Brief
Leave the pictures out, and retype all of the material exactly as written.

Records about charts and figures
::::

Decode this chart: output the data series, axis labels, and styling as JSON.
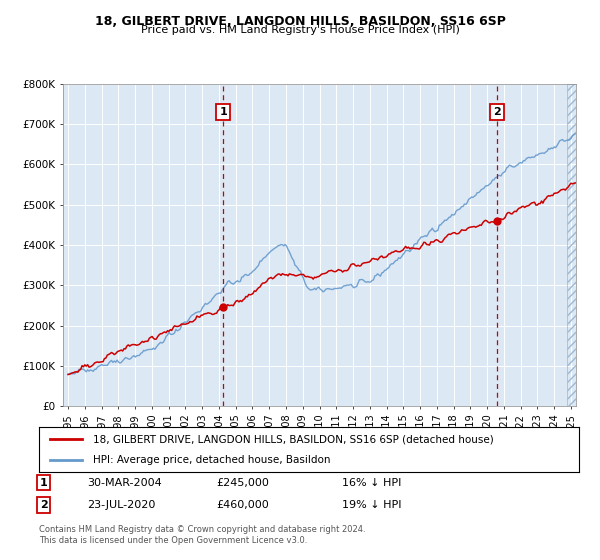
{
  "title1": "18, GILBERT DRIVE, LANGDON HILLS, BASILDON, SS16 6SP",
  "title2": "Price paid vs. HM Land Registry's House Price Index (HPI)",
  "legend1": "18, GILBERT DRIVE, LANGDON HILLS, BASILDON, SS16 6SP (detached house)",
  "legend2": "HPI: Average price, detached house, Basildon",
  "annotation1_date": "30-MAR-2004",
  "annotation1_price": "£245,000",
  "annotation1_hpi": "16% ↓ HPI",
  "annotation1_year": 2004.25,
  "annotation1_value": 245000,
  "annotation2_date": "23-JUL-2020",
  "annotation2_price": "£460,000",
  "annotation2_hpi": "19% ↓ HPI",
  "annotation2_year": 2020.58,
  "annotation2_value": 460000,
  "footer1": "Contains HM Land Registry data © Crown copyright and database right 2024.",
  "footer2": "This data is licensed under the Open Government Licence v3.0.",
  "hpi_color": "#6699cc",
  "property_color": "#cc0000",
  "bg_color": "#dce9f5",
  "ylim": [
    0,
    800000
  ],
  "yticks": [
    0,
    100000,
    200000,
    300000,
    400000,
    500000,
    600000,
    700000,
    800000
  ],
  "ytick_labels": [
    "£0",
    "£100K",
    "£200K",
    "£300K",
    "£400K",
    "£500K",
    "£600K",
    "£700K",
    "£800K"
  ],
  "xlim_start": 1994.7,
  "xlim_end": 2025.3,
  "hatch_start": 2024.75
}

::::

Output
Decode this chart: output the data series, axis labels, and styling as JSON.
{
  "title1": "18, GILBERT DRIVE, LANGDON HILLS, BASILDON, SS16 6SP",
  "title2": "Price paid vs. HM Land Registry's House Price Index (HPI)",
  "legend1": "18, GILBERT DRIVE, LANGDON HILLS, BASILDON, SS16 6SP (detached house)",
  "legend2": "HPI: Average price, detached house, Basildon",
  "annotation1_date": "30-MAR-2004",
  "annotation1_price": "£245,000",
  "annotation1_hpi": "16% ↓ HPI",
  "annotation1_year": 2004.25,
  "annotation1_value": 245000,
  "annotation2_date": "23-JUL-2020",
  "annotation2_price": "£460,000",
  "annotation2_hpi": "19% ↓ HPI",
  "annotation2_year": 2020.58,
  "annotation2_value": 460000,
  "footer1": "Contains HM Land Registry data © Crown copyright and database right 2024.",
  "footer2": "This data is licensed under the Open Government Licence v3.0.",
  "hpi_color": "#6699cc",
  "property_color": "#cc0000",
  "bg_color": "#dce9f5",
  "ylim": [
    0,
    800000
  ],
  "yticks": [
    0,
    100000,
    200000,
    300000,
    400000,
    500000,
    600000,
    700000,
    800000
  ],
  "ytick_labels": [
    "£0",
    "£100K",
    "£200K",
    "£300K",
    "£400K",
    "£500K",
    "£600K",
    "£700K",
    "£800K"
  ],
  "xlim_start": 1994.7,
  "xlim_end": 2025.3,
  "hatch_start": 2024.75
}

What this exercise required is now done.